EXERCISE DETAILS –
Rewrite the listing below as a numbered list, from its first line through the line that contains "mode-switcher: 提问 规划 执行 [40,113,400,171]", including both of those lines and leaving out any blank lines.

AVAILABLE DATA –
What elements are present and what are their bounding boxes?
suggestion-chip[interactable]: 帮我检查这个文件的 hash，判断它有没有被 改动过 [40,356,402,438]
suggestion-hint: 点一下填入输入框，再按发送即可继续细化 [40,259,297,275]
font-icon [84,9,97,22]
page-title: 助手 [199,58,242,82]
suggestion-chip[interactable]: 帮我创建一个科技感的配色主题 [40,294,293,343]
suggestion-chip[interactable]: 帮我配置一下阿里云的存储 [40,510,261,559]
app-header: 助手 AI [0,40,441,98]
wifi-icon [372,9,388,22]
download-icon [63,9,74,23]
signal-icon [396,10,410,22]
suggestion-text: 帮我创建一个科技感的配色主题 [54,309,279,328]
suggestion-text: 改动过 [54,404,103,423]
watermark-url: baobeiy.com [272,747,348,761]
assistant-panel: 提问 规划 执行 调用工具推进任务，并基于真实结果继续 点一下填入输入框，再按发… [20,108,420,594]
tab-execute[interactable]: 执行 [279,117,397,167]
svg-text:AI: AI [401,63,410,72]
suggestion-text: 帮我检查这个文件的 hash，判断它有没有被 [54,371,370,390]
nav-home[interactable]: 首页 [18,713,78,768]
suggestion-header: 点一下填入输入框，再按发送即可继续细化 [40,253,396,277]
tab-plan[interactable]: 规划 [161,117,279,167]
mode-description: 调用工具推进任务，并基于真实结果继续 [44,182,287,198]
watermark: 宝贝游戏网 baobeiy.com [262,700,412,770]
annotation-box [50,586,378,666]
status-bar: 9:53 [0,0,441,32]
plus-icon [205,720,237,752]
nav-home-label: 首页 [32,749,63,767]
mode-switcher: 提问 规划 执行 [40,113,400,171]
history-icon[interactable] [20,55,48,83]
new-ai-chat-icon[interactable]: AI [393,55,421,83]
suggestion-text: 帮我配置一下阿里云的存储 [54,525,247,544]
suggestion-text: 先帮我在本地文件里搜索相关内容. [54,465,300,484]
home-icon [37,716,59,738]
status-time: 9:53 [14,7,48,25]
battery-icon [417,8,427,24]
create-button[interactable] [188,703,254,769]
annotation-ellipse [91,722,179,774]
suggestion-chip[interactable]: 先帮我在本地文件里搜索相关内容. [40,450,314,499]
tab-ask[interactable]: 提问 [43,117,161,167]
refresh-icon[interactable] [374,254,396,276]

SOLVED EXERCISE –
1. What elements are present and what are their bounding boxes?
2. suggestion-chip[interactable]: 帮我检查这个文件的 hash，判断它有没有被 改动过 [40,356,402,438]
3. suggestion-hint: 点一下填入输入框，再按发送即可继续细化 [40,259,297,275]
4. font-icon [84,9,97,22]
5. page-title: 助手 [199,58,242,82]
6. suggestion-chip[interactable]: 帮我创建一个科技感的配色主题 [40,294,293,343]
7. suggestion-chip[interactable]: 帮我配置一下阿里云的存储 [40,510,261,559]
8. app-header: 助手 AI [0,40,441,98]
9. wifi-icon [372,9,388,22]
10. download-icon [63,9,74,23]
11. signal-icon [396,10,410,22]
12. suggestion-text: 帮我创建一个科技感的配色主题 [54,309,279,328]
13. suggestion-text: 改动过 [54,404,103,423]
14. watermark-url: baobeiy.com [272,747,348,761]
15. assistant-panel: 提问 规划 执行 调用工具推进任务，并基于真实结果继续 点一下填入输入框，再按发… [20,108,420,594]
16. tab-execute[interactable]: 执行 [279,117,397,167]
17. svg-text:AI: AI [401,63,410,72]
18. suggestion-text: 帮我检查这个文件的 hash，判断它有没有被 [54,371,370,390]
19. nav-home[interactable]: 首页 [18,713,78,768]
20. suggestion-header: 点一下填入输入框，再按发送即可继续细化 [40,253,396,277]
21. tab-plan[interactable]: 规划 [161,117,279,167]
22. mode-description: 调用工具推进任务，并基于真实结果继续 [44,182,287,198]
23. watermark: 宝贝游戏网 baobeiy.com [262,700,412,770]
24. annotation-box [50,586,378,666]
25. status-bar: 9:53 [0,0,441,32]
26. plus-icon [205,720,237,752]
27. nav-home-label: 首页 [32,749,63,767]
28. mode-switcher: 提问 规划 执行 [40,113,400,171]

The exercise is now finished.